• **SUPPLIED INFORMATION**
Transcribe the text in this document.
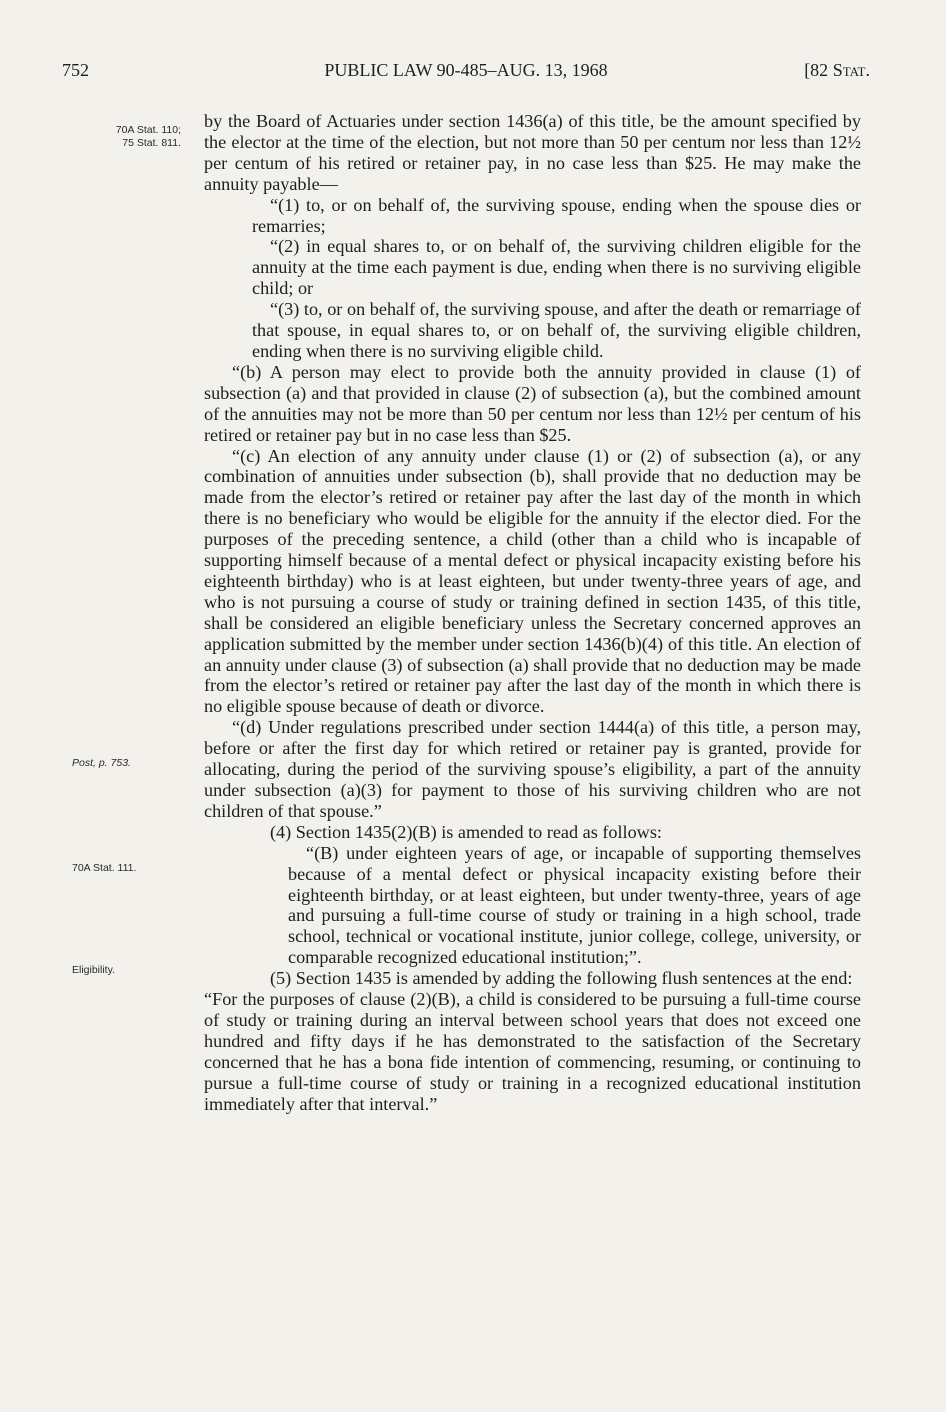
752	PUBLIC LAW 90-485–AUG. 13, 1968	[82 Stat.
70A Stat. 110;
75 Stat. 811.
Post, p. 753.
70A Stat. 111.
Eligibility.

by the Board of Actuaries under section 1436(a) of this title, be the amount specified by the elector at the time of the election, but not more than 50 per centum nor less than 12½ per centum of his retired or retainer pay, in no case less than $25. He may make the annuity payable—

“(1) to, or on behalf of, the surviving spouse, ending when the spouse dies or remarries;

“(2) in equal shares to, or on behalf of, the surviving children eligible for the annuity at the time each payment is due, ending when there is no surviving eligible child; or

“(3) to, or on behalf of, the surviving spouse, and after the death or remarriage of that spouse, in equal shares to, or on behalf of, the surviving eligible children, ending when there is no surviving eligible child.

“(b) A person may elect to provide both the annuity provided in clause (1) of subsection (a) and that provided in clause (2) of subsection (a), but the combined amount of the annuities may not be more than 50 per centum nor less than 12½ per centum of his retired or retainer pay but in no case less than $25.

“(c) An election of any annuity under clause (1) or (2) of subsection (a), or any combination of annuities under subsection (b), shall provide that no deduction may be made from the elector’s retired or retainer pay after the last day of the month in which there is no beneficiary who would be eligible for the annuity if the elector died. For the purposes of the preceding sentence, a child (other than a child who is incapable of supporting himself because of a mental defect or physical incapacity existing before his eighteenth birthday) who is at least eighteen, but under twenty-three years of age, and who is not pursuing a course of study or training defined in section 1435, of this title, shall be considered an eligible beneficiary unless the Secretary concerned approves an application submitted by the member under section 1436(b)(4) of this title. An election of an annuity under clause (3) of subsection (a) shall provide that no deduction may be made from the elector’s retired or retainer pay after the last day of the month in which there is no eligible spouse because of death or divorce.

“(d) Under regulations prescribed under section 1444(a) of this title, a person may, before or after the first day for which retired or retainer pay is granted, provide for allocating, during the period of the surviving spouse’s eligibility, a part of the annuity under subsection (a)(3) for payment to those of his surviving children who are not children of that spouse.”

(4) Section 1435(2)(B) is amended to read as follows:

“(B) under eighteen years of age, or incapable of supporting themselves because of a mental defect or physical incapacity existing before their eighteenth birthday, or at least eighteen, but under twenty-three, years of age and pursuing a full-time course of study or training in a high school, trade school, technical or vocational institute, junior college, college, university, or comparable recognized educational institution;”.

(5) Section 1435 is amended by adding the following flush sentences at the end:

“For the purposes of clause (2)(B), a child is considered to be pursuing a full-time course of study or training during an interval between school years that does not exceed one hundred and fifty days if he has demonstrated to the satisfaction of the Secretary concerned that he has a bona fide intention of commencing, resuming, or continuing to pursue a full-time course of study or training in a recognized educational institution immediately after that interval.”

• **GIVEN EXERCISE**
Exactly reproduce the entries above, minus the pictures.

• **OUTPUT FOR THIS EXERCISE**
Transcribe the text in this document.
752	PUBLIC LAW 90-485–AUG. 13, 1968	[82 Stat.
70A Stat. 110;
75 Stat. 811.
Post, p. 753.
70A Stat. 111.
Eligibility.

by the Board of Actuaries under section 1436(a) of this title, be the amount specified by the elector at the time of the election, but not more than 50 per centum nor less than 12½ per centum of his retired or retainer pay, in no case less than $25. He may make the annuity payable—

“(1) to, or on behalf of, the surviving spouse, ending when the spouse dies or remarries;

“(2) in equal shares to, or on behalf of, the surviving children eligible for the annuity at the time each payment is due, ending when there is no surviving eligible child; or

“(3) to, or on behalf of, the surviving spouse, and after the death or remarriage of that spouse, in equal shares to, or on behalf of, the surviving eligible children, ending when there is no surviving eligible child.

“(b) A person may elect to provide both the annuity provided in clause (1) of subsection (a) and that provided in clause (2) of subsection (a), but the combined amount of the annuities may not be more than 50 per centum nor less than 12½ per centum of his retired or retainer pay but in no case less than $25.

“(c) An election of any annuity under clause (1) or (2) of subsection (a), or any combination of annuities under subsection (b), shall provide that no deduction may be made from the elector’s retired or retainer pay after the last day of the month in which there is no beneficiary who would be eligible for the annuity if the elector died. For the purposes of the preceding sentence, a child (other than a child who is incapable of supporting himself because of a mental defect or physical incapacity existing before his eighteenth birthday) who is at least eighteen, but under twenty-three years of age, and who is not pursuing a course of study or training defined in section 1435, of this title, shall be considered an eligible beneficiary unless the Secretary concerned approves an application submitted by the member under section 1436(b)(4) of this title. An election of an annuity under clause (3) of subsection (a) shall provide that no deduction may be made from the elector’s retired or retainer pay after the last day of the month in which there is no eligible spouse because of death or divorce.

“(d) Under regulations prescribed under section 1444(a) of this title, a person may, before or after the first day for which retired or retainer pay is granted, provide for allocating, during the period of the surviving spouse’s eligibility, a part of the annuity under subsection (a)(3) for payment to those of his surviving children who are not children of that spouse.”

(4) Section 1435(2)(B) is amended to read as follows:

“(B) under eighteen years of age, or incapable of supporting themselves because of a mental defect or physical incapacity existing before their eighteenth birthday, or at least eighteen, but under twenty-three, years of age and pursuing a full-time course of study or training in a high school, trade school, technical or vocational institute, junior college, college, university, or comparable recognized educational institution;”.

(5) Section 1435 is amended by adding the following flush sentences at the end:

“For the purposes of clause (2)(B), a child is considered to be pursuing a full-time course of study or training during an interval between school years that does not exceed one hundred and fifty days if he has demonstrated to the satisfaction of the Secretary concerned that he has a bona fide intention of commencing, resuming, or continuing to pursue a full-time course of study or training in a recognized educational institution immediately after that interval.”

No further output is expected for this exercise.